_Recorded data_
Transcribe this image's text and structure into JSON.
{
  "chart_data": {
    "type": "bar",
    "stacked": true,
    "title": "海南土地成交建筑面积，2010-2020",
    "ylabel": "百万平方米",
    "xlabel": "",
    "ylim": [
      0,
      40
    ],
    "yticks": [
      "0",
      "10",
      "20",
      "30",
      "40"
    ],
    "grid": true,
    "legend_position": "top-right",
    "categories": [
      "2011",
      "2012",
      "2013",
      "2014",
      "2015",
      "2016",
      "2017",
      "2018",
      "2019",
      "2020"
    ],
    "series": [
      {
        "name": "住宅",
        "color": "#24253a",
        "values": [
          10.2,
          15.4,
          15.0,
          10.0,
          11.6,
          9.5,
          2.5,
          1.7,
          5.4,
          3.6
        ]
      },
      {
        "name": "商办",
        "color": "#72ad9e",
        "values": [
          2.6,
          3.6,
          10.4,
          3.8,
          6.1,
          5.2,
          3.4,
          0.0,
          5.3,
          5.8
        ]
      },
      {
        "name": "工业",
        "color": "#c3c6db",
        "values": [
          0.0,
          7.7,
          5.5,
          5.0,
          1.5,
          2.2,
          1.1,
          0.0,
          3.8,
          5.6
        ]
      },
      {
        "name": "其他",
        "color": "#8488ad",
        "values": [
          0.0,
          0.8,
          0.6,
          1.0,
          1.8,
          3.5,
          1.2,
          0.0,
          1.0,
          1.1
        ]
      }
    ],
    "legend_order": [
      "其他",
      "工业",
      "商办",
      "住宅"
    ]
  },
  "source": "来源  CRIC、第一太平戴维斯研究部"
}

...

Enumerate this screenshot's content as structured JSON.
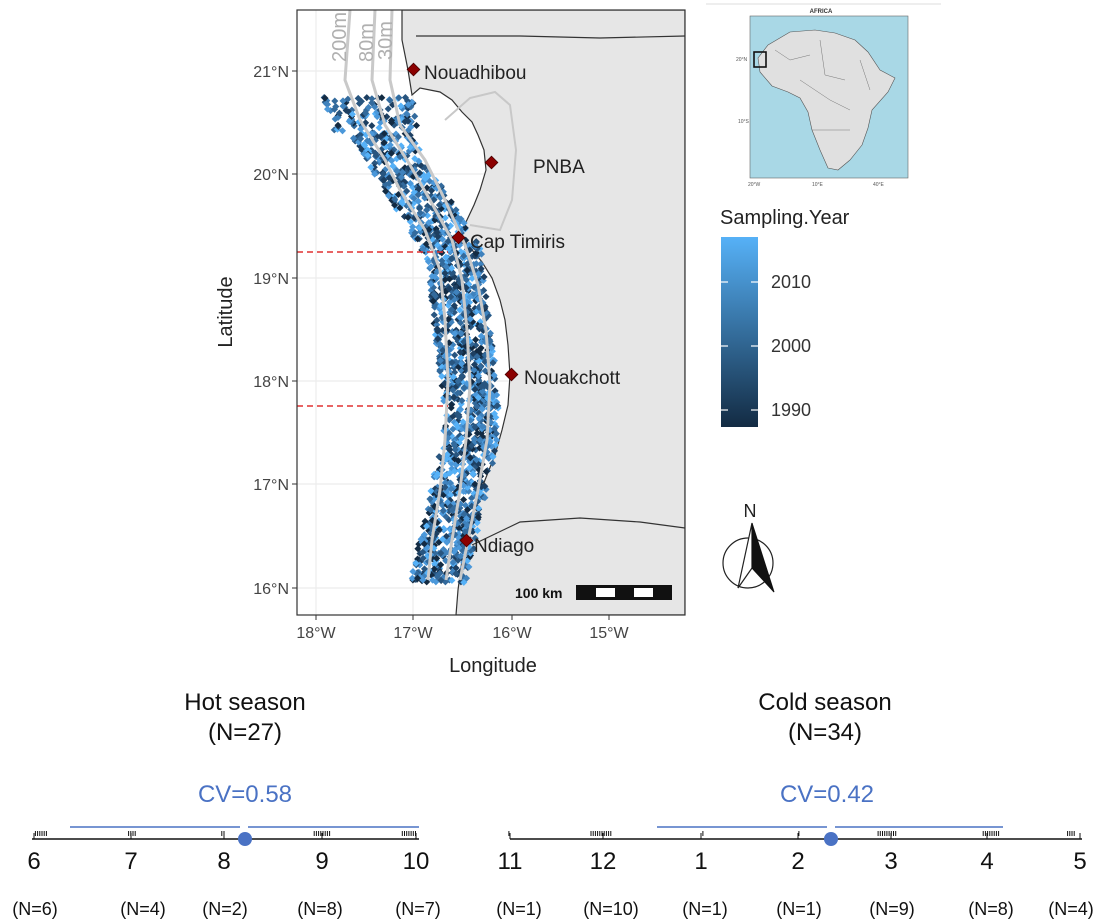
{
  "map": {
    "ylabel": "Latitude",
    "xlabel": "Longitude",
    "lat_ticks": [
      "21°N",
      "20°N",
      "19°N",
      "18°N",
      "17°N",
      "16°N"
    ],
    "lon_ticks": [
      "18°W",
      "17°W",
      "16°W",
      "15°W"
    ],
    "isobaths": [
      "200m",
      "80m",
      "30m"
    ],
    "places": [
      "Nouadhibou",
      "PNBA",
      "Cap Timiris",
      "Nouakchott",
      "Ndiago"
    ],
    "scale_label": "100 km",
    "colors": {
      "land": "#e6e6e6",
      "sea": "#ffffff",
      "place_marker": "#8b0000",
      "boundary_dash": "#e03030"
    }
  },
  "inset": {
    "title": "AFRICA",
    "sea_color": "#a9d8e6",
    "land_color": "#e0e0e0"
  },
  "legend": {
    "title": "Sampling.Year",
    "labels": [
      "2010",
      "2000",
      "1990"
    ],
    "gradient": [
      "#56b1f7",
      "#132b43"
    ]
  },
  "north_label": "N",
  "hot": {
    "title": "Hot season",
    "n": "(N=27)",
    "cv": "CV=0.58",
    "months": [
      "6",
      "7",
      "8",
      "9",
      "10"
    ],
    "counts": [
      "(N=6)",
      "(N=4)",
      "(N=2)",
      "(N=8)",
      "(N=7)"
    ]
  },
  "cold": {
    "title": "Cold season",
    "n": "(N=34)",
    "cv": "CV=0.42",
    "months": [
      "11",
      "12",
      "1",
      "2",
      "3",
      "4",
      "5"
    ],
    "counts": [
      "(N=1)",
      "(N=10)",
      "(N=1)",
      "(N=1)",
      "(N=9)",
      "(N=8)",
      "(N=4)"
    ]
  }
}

_Task brief_
Give solely the number of lines in the data that contain the string "title".

_Answer to the problem_
5